Selected text START
Chemical reactivity and regioselectivity investigation for the formation of 3,5-disubstituted isoxazole via cycloaddition [2 + 3] and antitrypanosomal activity prediction

Abstract

The antitrypanosomal activity of 3,5-disubstituted isoxazole has been investigated through molecular docking, revealing its binding to Plasmodium falciparum through seven hydrogen interactions demonstrating high affinity, supported by Molecular Dynamics Simulations. Followed by the Quantum Theory of Atoms in Molecules (AIM) studies, confirming the strength of hydrogen bonds and an acceptable ADMET profile has been found. The chemical reactivity of the cycloaddition [3 + 2] has been explored using Density Functional Theory (DFT). Results revealed a reverse electron demand, which was confirmed by global reactivity indices. Electron displacement was investigated based on Fukui functions, Methyl Cation Affinity (MCA), Methyl Anion Affinity (MAA), and Molecular Electrostatic Potential (MEP). The regioselectivity of the reaction was explored in the gas phase first and in dichloromethane secondarily to assess their impact on the reaction using the Integral Equation Formalism Polarizable Continuum (IEFPCM) model. Finally, additional bioactive compounds with 3,5-disubstituted isoxazole properties have been found using screening methods.
Selected text END
Questions on the material:
**A.** According to the isoxazole abstract, which model was used to assess how the gas phase and dichloromethane affect the reaction?
**B.** Say whether each statement agrees with the isoxazole abstract, answering yes or no and quoting the words that decide it: (i) The docking study found binding through seven hydrogen interactions. (ii) The regioselectivity was studied in dichloromethane first and in the gas phase second. (iii) The DFT results showed a normal electron demand.
Given records START
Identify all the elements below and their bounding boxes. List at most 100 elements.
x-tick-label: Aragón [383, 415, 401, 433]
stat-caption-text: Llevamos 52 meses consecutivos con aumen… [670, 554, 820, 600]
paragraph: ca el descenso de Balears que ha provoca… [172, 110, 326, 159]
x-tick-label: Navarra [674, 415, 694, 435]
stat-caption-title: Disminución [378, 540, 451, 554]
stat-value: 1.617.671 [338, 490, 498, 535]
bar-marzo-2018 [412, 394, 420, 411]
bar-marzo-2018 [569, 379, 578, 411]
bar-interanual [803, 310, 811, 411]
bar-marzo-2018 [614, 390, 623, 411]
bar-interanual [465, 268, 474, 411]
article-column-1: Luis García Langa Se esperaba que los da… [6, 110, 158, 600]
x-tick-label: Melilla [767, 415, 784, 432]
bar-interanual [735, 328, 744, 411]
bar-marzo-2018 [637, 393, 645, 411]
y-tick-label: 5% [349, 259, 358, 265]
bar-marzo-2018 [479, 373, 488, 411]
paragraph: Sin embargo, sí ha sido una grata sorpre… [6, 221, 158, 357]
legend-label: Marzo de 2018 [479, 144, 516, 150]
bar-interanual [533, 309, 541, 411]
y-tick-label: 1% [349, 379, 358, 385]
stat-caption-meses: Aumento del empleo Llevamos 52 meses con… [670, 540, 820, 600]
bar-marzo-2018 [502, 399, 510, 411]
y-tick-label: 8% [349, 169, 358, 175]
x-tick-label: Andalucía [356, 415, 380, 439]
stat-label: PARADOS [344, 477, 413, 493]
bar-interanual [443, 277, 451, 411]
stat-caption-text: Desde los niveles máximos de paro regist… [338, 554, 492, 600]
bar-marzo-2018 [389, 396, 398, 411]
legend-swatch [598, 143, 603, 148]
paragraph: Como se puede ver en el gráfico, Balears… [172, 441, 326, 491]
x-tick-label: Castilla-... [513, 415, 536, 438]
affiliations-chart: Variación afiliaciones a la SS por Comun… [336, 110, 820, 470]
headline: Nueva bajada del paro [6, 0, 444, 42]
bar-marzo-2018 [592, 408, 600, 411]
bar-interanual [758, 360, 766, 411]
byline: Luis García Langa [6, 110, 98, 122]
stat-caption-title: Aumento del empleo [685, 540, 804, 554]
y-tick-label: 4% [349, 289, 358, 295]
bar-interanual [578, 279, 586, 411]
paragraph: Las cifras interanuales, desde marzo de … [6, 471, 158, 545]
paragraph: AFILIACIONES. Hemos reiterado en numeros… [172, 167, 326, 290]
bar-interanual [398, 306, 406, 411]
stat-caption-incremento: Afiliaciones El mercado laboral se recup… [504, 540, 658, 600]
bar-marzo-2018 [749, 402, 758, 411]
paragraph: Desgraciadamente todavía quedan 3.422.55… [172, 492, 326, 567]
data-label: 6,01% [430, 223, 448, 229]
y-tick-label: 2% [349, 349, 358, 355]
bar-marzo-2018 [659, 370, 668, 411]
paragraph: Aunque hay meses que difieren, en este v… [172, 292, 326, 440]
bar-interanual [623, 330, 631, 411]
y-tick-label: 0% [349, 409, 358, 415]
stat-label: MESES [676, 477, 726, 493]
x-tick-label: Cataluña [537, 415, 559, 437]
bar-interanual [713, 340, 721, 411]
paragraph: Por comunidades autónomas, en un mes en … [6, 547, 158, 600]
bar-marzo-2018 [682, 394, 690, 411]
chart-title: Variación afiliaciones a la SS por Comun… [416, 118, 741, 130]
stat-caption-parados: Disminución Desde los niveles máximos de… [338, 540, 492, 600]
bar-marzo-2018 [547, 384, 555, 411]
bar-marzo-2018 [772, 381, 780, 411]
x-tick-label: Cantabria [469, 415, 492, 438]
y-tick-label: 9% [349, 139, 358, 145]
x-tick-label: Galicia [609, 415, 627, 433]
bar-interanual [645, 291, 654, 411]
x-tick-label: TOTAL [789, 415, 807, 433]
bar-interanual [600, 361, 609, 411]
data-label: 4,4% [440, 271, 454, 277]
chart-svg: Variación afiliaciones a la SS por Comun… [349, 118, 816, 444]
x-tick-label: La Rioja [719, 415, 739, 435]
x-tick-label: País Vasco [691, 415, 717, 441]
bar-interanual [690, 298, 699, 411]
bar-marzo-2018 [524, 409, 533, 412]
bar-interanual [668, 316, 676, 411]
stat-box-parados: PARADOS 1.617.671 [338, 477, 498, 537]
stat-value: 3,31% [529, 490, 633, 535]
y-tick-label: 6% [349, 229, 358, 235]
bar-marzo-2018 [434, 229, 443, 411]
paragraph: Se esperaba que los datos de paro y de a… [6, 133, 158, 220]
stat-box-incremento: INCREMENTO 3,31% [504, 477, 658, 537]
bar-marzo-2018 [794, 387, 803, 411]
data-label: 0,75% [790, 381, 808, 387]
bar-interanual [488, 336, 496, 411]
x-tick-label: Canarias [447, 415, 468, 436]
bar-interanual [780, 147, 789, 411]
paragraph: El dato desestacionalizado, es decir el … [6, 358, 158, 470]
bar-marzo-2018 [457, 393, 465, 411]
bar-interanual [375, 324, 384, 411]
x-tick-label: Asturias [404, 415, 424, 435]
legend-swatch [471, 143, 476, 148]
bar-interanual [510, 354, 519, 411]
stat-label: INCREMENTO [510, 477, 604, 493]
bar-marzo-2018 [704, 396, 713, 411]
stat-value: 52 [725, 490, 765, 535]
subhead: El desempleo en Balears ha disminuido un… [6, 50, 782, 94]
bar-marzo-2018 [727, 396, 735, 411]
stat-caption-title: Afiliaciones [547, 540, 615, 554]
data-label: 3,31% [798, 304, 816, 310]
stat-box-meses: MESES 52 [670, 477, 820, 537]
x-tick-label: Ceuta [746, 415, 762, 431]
Given records END
Per-task outputs:
**A.** The Integral Equation Formalism Polarizable Continuum (IEFPCM) model.

**B.**
(i) Yes: "through seven hydrogen interactions demonstrating high affinity"
(ii) No: "explored in the gas phase first and in dichloromethane secondarily"
(iii) No: "Results revealed a reverse electron demand"